> [Exercise directions] Provide the records once more, identical to the original.

> [Entries shown]
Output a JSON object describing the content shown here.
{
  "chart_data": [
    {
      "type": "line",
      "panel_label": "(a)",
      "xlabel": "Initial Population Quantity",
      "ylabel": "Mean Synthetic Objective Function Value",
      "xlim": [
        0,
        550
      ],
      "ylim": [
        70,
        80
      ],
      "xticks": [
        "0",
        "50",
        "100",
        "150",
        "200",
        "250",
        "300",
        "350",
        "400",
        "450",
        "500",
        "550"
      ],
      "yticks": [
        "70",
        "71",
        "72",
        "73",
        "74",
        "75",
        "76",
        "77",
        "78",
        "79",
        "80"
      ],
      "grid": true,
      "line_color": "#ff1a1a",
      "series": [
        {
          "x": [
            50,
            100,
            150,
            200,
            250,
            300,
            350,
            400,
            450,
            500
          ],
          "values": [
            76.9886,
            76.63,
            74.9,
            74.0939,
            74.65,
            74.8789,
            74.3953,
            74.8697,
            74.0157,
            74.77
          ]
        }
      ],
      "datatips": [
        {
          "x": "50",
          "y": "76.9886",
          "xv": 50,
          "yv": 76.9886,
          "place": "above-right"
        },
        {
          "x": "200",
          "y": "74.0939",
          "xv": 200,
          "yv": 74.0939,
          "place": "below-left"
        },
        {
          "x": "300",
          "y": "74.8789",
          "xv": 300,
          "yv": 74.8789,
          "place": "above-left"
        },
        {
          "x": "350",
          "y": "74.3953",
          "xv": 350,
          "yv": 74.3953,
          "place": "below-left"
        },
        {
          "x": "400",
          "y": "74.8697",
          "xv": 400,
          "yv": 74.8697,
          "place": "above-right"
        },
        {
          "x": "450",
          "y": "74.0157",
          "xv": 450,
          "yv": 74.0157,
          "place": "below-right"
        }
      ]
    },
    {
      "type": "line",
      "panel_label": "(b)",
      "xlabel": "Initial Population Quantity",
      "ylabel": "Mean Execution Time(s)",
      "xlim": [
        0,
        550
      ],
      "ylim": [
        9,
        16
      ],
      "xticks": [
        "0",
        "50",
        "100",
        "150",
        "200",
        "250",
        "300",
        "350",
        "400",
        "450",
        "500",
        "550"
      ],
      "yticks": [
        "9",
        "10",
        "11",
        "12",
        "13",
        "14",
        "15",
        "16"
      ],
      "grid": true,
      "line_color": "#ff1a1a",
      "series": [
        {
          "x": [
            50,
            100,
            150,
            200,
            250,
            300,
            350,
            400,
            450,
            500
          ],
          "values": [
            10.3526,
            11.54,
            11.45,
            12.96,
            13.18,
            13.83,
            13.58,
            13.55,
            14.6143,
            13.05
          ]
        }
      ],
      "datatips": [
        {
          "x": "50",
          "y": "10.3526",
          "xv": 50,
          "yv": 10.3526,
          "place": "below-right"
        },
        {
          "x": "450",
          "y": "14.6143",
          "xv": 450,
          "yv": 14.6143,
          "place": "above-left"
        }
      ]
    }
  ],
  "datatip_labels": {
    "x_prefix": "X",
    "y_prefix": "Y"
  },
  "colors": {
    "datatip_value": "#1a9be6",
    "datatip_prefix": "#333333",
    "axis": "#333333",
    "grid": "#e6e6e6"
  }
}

> [Solution to this task]
Output a JSON object describing the content shown here.
{
  "chart_data": [
    {
      "type": "line",
      "panel_label": "(a)",
      "xlabel": "Initial Population Quantity",
      "ylabel": "Mean Synthetic Objective Function Value",
      "xlim": [
        0,
        550
      ],
      "ylim": [
        70,
        80
      ],
      "xticks": [
        "0",
        "50",
        "100",
        "150",
        "200",
        "250",
        "300",
        "350",
        "400",
        "450",
        "500",
        "550"
      ],
      "yticks": [
        "70",
        "71",
        "72",
        "73",
        "74",
        "75",
        "76",
        "77",
        "78",
        "79",
        "80"
      ],
      "grid": true,
      "line_color": "#ff1a1a",
      "series": [
        {
          "x": [
            50,
            100,
            150,
            200,
            250,
            300,
            350,
            400,
            450,
            500
          ],
          "values": [
            76.9886,
            76.63,
            74.9,
            74.0939,
            74.65,
            74.8789,
            74.3953,
            74.8697,
            74.0157,
            74.77
          ]
        }
      ],
      "datatips": [
        {
          "x": "50",
          "y": "76.9886",
          "xv": 50,
          "yv": 76.9886,
          "place": "above-right"
        },
        {
          "x": "200",
          "y": "74.0939",
          "xv": 200,
          "yv": 74.0939,
          "place": "below-left"
        },
        {
          "x": "300",
          "y": "74.8789",
          "xv": 300,
          "yv": 74.8789,
          "place": "above-left"
        },
        {
          "x": "350",
          "y": "74.3953",
          "xv": 350,
          "yv": 74.3953,
          "place": "below-left"
        },
        {
          "x": "400",
          "y": "74.8697",
          "xv": 400,
          "yv": 74.8697,
          "place": "above-right"
        },
        {
          "x": "450",
          "y": "74.0157",
          "xv": 450,
          "yv": 74.0157,
          "place": "below-right"
        }
      ]
    },
    {
      "type": "line",
      "panel_label": "(b)",
      "xlabel": "Initial Population Quantity",
      "ylabel": "Mean Execution Time(s)",
      "xlim": [
        0,
        550
      ],
      "ylim": [
        9,
        16
      ],
      "xticks": [
        "0",
        "50",
        "100",
        "150",
        "200",
        "250",
        "300",
        "350",
        "400",
        "450",
        "500",
        "550"
      ],
      "yticks": [
        "9",
        "10",
        "11",
        "12",
        "13",
        "14",
        "15",
        "16"
      ],
      "grid": true,
      "line_color": "#ff1a1a",
      "series": [
        {
          "x": [
            50,
            100,
            150,
            200,
            250,
            300,
            350,
            400,
            450,
            500
          ],
          "values": [
            10.3526,
            11.54,
            11.45,
            12.96,
            13.18,
            13.83,
            13.58,
            13.55,
            14.6143,
            13.05
          ]
        }
      ],
      "datatips": [
        {
          "x": "50",
          "y": "10.3526",
          "xv": 50,
          "yv": 10.3526,
          "place": "below-right"
        },
        {
          "x": "450",
          "y": "14.6143",
          "xv": 450,
          "yv": 14.6143,
          "place": "above-left"
        }
      ]
    }
  ],
  "datatip_labels": {
    "x_prefix": "X",
    "y_prefix": "Y"
  },
  "colors": {
    "datatip_value": "#1a9be6",
    "datatip_prefix": "#333333",
    "axis": "#333333",
    "grid": "#e6e6e6"
  }
}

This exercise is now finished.